***** Recorded data
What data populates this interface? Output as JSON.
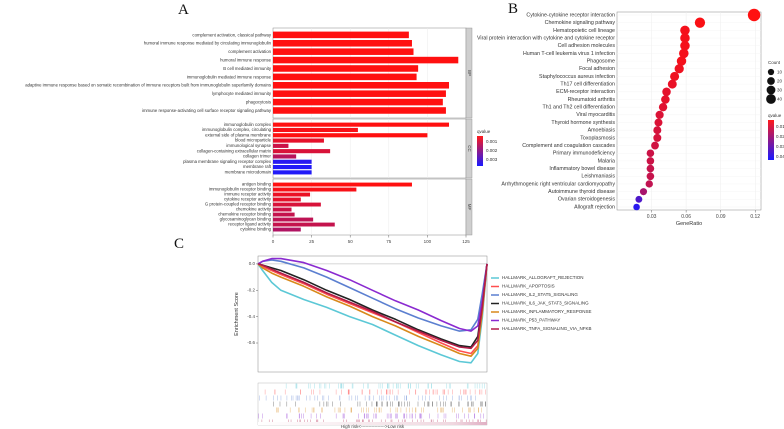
{
  "panels": {
    "a": "A",
    "b": "B",
    "c": "C"
  },
  "chart_data": [
    {
      "type": "bar",
      "panel": "A",
      "orientation": "horizontal",
      "xlim": [
        0,
        125
      ],
      "x_ticks": [
        "0",
        "25",
        "50",
        "75",
        "100",
        "125"
      ],
      "facets": [
        "BP",
        "CC",
        "MF"
      ],
      "color_legend": {
        "title": "qvalue",
        "labels": [
          "0.001",
          "0.002",
          "0.003"
        ],
        "low_color": "#ff1a1a",
        "high_color": "#1a1aff"
      },
      "groups": [
        {
          "facet": "BP",
          "bars": [
            {
              "label": "complement activation, classical pathway",
              "value": 88,
              "qvalue": 0.0001
            },
            {
              "label": "humoral immune response mediated by circulating immunoglobulin",
              "value": 90,
              "qvalue": 0.0001
            },
            {
              "label": "complement activation",
              "value": 91,
              "qvalue": 0.0001
            },
            {
              "label": "humoral immune response",
              "value": 120,
              "qvalue": 0.0001
            },
            {
              "label": "B cell mediated immunity",
              "value": 94,
              "qvalue": 0.0001
            },
            {
              "label": "immunoglobulin mediated immune response",
              "value": 93,
              "qvalue": 0.0001
            },
            {
              "label": "adaptive immune response based on somatic recombination of immune receptors built from immunoglobulin superfamily domains",
              "value": 114,
              "qvalue": 0.0001
            },
            {
              "label": "lymphocyte mediated immunity",
              "value": 112,
              "qvalue": 0.0001
            },
            {
              "label": "phagocytosis",
              "value": 110,
              "qvalue": 0.0001
            },
            {
              "label": "immune response-activating cell surface receptor signaling pathway",
              "value": 112,
              "qvalue": 0.0001
            }
          ]
        },
        {
          "facet": "CC",
          "bars": [
            {
              "label": "immunoglobulin complex",
              "value": 114,
              "qvalue": 0.0001
            },
            {
              "label": "immunoglobulin complex, circulating",
              "value": 55,
              "qvalue": 0.0002
            },
            {
              "label": "external side of plasma membrane",
              "value": 100,
              "qvalue": 0.0001
            },
            {
              "label": "blood microparticle",
              "value": 33,
              "qvalue": 0.0005
            },
            {
              "label": "immunological synapse",
              "value": 10,
              "qvalue": 0.0009
            },
            {
              "label": "collagen-containing extracellular matrix",
              "value": 37,
              "qvalue": 0.0007
            },
            {
              "label": "collagen trimer",
              "value": 15,
              "qvalue": 0.0012
            },
            {
              "label": "plasma membrane signaling receptor complex",
              "value": 25,
              "qvalue": 0.0034
            },
            {
              "label": "membrane raft",
              "value": 25,
              "qvalue": 0.0035
            },
            {
              "label": "membrane microdomain",
              "value": 25,
              "qvalue": 0.0035
            }
          ]
        },
        {
          "facet": "MF",
          "bars": [
            {
              "label": "antigen binding",
              "value": 90,
              "qvalue": 0.0001
            },
            {
              "label": "immunoglobulin receptor binding",
              "value": 54,
              "qvalue": 0.0002
            },
            {
              "label": "immune receptor activity",
              "value": 24,
              "qvalue": 0.0004
            },
            {
              "label": "cytokine receptor activity",
              "value": 18,
              "qvalue": 0.0005
            },
            {
              "label": "G protein-coupled receptor binding",
              "value": 31,
              "qvalue": 0.0007
            },
            {
              "label": "chemokine activity",
              "value": 12,
              "qvalue": 0.0009
            },
            {
              "label": "chemokine receptor binding",
              "value": 14,
              "qvalue": 0.001
            },
            {
              "label": "glycosaminoglycan binding",
              "value": 26,
              "qvalue": 0.0011
            },
            {
              "label": "receptor ligand activity",
              "value": 40,
              "qvalue": 0.001
            },
            {
              "label": "cytokine binding",
              "value": 18,
              "qvalue": 0.0013
            }
          ]
        }
      ]
    },
    {
      "type": "scatter",
      "panel": "B",
      "xlabel": "GeneRatio",
      "xlim": [
        0.0,
        0.125
      ],
      "x_ticks": [
        {
          "value": 0.03,
          "label": "0.03"
        },
        {
          "value": 0.06,
          "label": "0.06"
        },
        {
          "value": 0.09,
          "label": "0.09"
        },
        {
          "value": 0.12,
          "label": "0.12"
        }
      ],
      "size_legend": {
        "title": "Count",
        "labels": [
          "10",
          "20",
          "30",
          "40"
        ]
      },
      "color_legend": {
        "title": "qvalue",
        "labels": [
          "0.01",
          "0.02",
          "0.03",
          "0.04"
        ],
        "low_color": "#ff1a1a",
        "high_color": "#1a1aff"
      },
      "points": [
        {
          "label": "Cytokine-cytokine receptor interaction",
          "x": 0.119,
          "count": 45,
          "qvalue": 0.001
        },
        {
          "label": "Chemokine signaling pathway",
          "x": 0.072,
          "count": 27,
          "qvalue": 0.002
        },
        {
          "label": "Hematopoietic cell lineage",
          "x": 0.059,
          "count": 22,
          "qvalue": 0.003
        },
        {
          "label": "Viral protein interaction with cytokine and cytokine receptor",
          "x": 0.059,
          "count": 22,
          "qvalue": 0.003
        },
        {
          "label": "Cell adhesion molecules",
          "x": 0.059,
          "count": 22,
          "qvalue": 0.003
        },
        {
          "label": "Human T-cell leukemia virus 1 infection",
          "x": 0.058,
          "count": 22,
          "qvalue": 0.003
        },
        {
          "label": "Phagosome",
          "x": 0.056,
          "count": 21,
          "qvalue": 0.003
        },
        {
          "label": "Focal adhesion",
          "x": 0.054,
          "count": 20,
          "qvalue": 0.004
        },
        {
          "label": "Staphylococcus aureus infection",
          "x": 0.05,
          "count": 19,
          "qvalue": 0.004
        },
        {
          "label": "Th17 cell differentiation",
          "x": 0.048,
          "count": 18,
          "qvalue": 0.005
        },
        {
          "label": "ECM-receptor interaction",
          "x": 0.043,
          "count": 16,
          "qvalue": 0.006
        },
        {
          "label": "Rheumatoid arthritis",
          "x": 0.042,
          "count": 16,
          "qvalue": 0.006
        },
        {
          "label": "Th1 and Th2 cell differentiation",
          "x": 0.04,
          "count": 15,
          "qvalue": 0.007
        },
        {
          "label": "Viral myocarditis",
          "x": 0.037,
          "count": 14,
          "qvalue": 0.008
        },
        {
          "label": "Thyroid hormone synthesis",
          "x": 0.036,
          "count": 13,
          "qvalue": 0.008
        },
        {
          "label": "Amoebiasis",
          "x": 0.035,
          "count": 13,
          "qvalue": 0.009
        },
        {
          "label": "Toxoplasmosis",
          "x": 0.035,
          "count": 13,
          "qvalue": 0.009
        },
        {
          "label": "Complement and coagulation cascades",
          "x": 0.033,
          "count": 12,
          "qvalue": 0.01
        },
        {
          "label": "Primary immunodeficiency",
          "x": 0.029,
          "count": 11,
          "qvalue": 0.011
        },
        {
          "label": "Malaria",
          "x": 0.029,
          "count": 11,
          "qvalue": 0.011
        },
        {
          "label": "Inflammatory bowel disease",
          "x": 0.029,
          "count": 11,
          "qvalue": 0.012
        },
        {
          "label": "Leishmaniasis",
          "x": 0.029,
          "count": 11,
          "qvalue": 0.012
        },
        {
          "label": "Arrhythmogenic right ventricular cardiomyopathy",
          "x": 0.028,
          "count": 10,
          "qvalue": 0.013
        },
        {
          "label": "Autoimmune thyroid disease",
          "x": 0.023,
          "count": 9,
          "qvalue": 0.018
        },
        {
          "label": "Ovarian steroidogenesis",
          "x": 0.019,
          "count": 8,
          "qvalue": 0.035
        },
        {
          "label": "Allograft rejection",
          "x": 0.017,
          "count": 7,
          "qvalue": 0.042
        }
      ]
    },
    {
      "type": "line",
      "panel": "C",
      "ylabel": "Enrichment Score",
      "ylim": [
        -0.82,
        0.06
      ],
      "y_ticks": [
        {
          "value": 0.0,
          "label": "0.0"
        },
        {
          "value": -0.2,
          "label": "-0.2"
        },
        {
          "value": -0.4,
          "label": "-0.4"
        },
        {
          "value": -0.6,
          "label": "-0.6"
        }
      ],
      "rank_axis_label": "High risk<---------------->Low risk",
      "series": [
        {
          "name": "HALLMARK_ALLOGRAFT_REJECTION",
          "color": "#5cc8d6",
          "points": [
            [
              0,
              0
            ],
            [
              2,
              -0.05
            ],
            [
              6,
              -0.14
            ],
            [
              10,
              -0.2
            ],
            [
              20,
              -0.27
            ],
            [
              30,
              -0.33
            ],
            [
              40,
              -0.4
            ],
            [
              50,
              -0.46
            ],
            [
              60,
              -0.54
            ],
            [
              70,
              -0.62
            ],
            [
              80,
              -0.69
            ],
            [
              88,
              -0.74
            ],
            [
              93,
              -0.75
            ],
            [
              96,
              -0.68
            ],
            [
              98,
              -0.4
            ],
            [
              100,
              0
            ]
          ]
        },
        {
          "name": "HALLMARK_APOPTOSIS",
          "color": "#ff4f4f",
          "points": [
            [
              0,
              0
            ],
            [
              2,
              -0.02
            ],
            [
              6,
              -0.05
            ],
            [
              10,
              -0.08
            ],
            [
              20,
              -0.15
            ],
            [
              30,
              -0.23
            ],
            [
              40,
              -0.3
            ],
            [
              50,
              -0.37
            ],
            [
              60,
              -0.44
            ],
            [
              70,
              -0.52
            ],
            [
              80,
              -0.6
            ],
            [
              88,
              -0.66
            ],
            [
              93,
              -0.68
            ],
            [
              96,
              -0.62
            ],
            [
              98,
              -0.35
            ],
            [
              100,
              0
            ]
          ]
        },
        {
          "name": "HALLMARK_IL2_STAT5_SIGNALING",
          "color": "#5b7fd0",
          "points": [
            [
              0,
              0
            ],
            [
              2,
              0.02
            ],
            [
              6,
              0.03
            ],
            [
              10,
              0.02
            ],
            [
              20,
              -0.03
            ],
            [
              30,
              -0.1
            ],
            [
              40,
              -0.18
            ],
            [
              50,
              -0.26
            ],
            [
              60,
              -0.34
            ],
            [
              70,
              -0.41
            ],
            [
              80,
              -0.47
            ],
            [
              88,
              -0.51
            ],
            [
              93,
              -0.5
            ],
            [
              96,
              -0.42
            ],
            [
              98,
              -0.22
            ],
            [
              100,
              0
            ]
          ]
        },
        {
          "name": "HALLMARK_IL6_JAK_STAT3_SIGNALING",
          "color": "#222222",
          "points": [
            [
              0,
              0
            ],
            [
              2,
              -0.01
            ],
            [
              6,
              -0.03
            ],
            [
              10,
              -0.05
            ],
            [
              20,
              -0.12
            ],
            [
              30,
              -0.2
            ],
            [
              40,
              -0.27
            ],
            [
              50,
              -0.35
            ],
            [
              60,
              -0.42
            ],
            [
              70,
              -0.5
            ],
            [
              80,
              -0.57
            ],
            [
              88,
              -0.62
            ],
            [
              93,
              -0.63
            ],
            [
              96,
              -0.55
            ],
            [
              98,
              -0.3
            ],
            [
              100,
              0
            ]
          ]
        },
        {
          "name": "HALLMARK_INFLAMMATORY_RESPONSE",
          "color": "#d8891a",
          "points": [
            [
              0,
              0
            ],
            [
              2,
              -0.03
            ],
            [
              6,
              -0.07
            ],
            [
              10,
              -0.1
            ],
            [
              20,
              -0.17
            ],
            [
              30,
              -0.25
            ],
            [
              40,
              -0.32
            ],
            [
              50,
              -0.4
            ],
            [
              60,
              -0.47
            ],
            [
              70,
              -0.55
            ],
            [
              80,
              -0.62
            ],
            [
              88,
              -0.68
            ],
            [
              93,
              -0.7
            ],
            [
              96,
              -0.64
            ],
            [
              98,
              -0.36
            ],
            [
              100,
              0
            ]
          ]
        },
        {
          "name": "HALLMARK_P53_PATHWAY",
          "color": "#8a2ad0",
          "points": [
            [
              0,
              0
            ],
            [
              2,
              0.02
            ],
            [
              6,
              0.04
            ],
            [
              10,
              0.04
            ],
            [
              20,
              0.01
            ],
            [
              30,
              -0.05
            ],
            [
              40,
              -0.12
            ],
            [
              50,
              -0.2
            ],
            [
              60,
              -0.28
            ],
            [
              70,
              -0.35
            ],
            [
              80,
              -0.43
            ],
            [
              88,
              -0.49
            ],
            [
              93,
              -0.51
            ],
            [
              96,
              -0.47
            ],
            [
              98,
              -0.28
            ],
            [
              100,
              0
            ]
          ]
        },
        {
          "name": "HALLMARK_TNFA_SIGNALING_VIA_NFKB",
          "color": "#b01c48",
          "points": [
            [
              0,
              0
            ],
            [
              2,
              -0.01
            ],
            [
              6,
              -0.04
            ],
            [
              10,
              -0.07
            ],
            [
              20,
              -0.14
            ],
            [
              30,
              -0.22
            ],
            [
              40,
              -0.29
            ],
            [
              50,
              -0.36
            ],
            [
              60,
              -0.44
            ],
            [
              70,
              -0.51
            ],
            [
              80,
              -0.58
            ],
            [
              88,
              -0.63
            ],
            [
              93,
              -0.64
            ],
            [
              96,
              -0.58
            ],
            [
              98,
              -0.32
            ],
            [
              100,
              0
            ]
          ]
        }
      ]
    }
  ]
}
**********
**Task to complete:** Each line in the listing where the word "humoral" is found is to be copied.

**Response box:**
              "label": "humoral immune response mediated by circulating immunoglobulin",
              "label": "humoral immune response",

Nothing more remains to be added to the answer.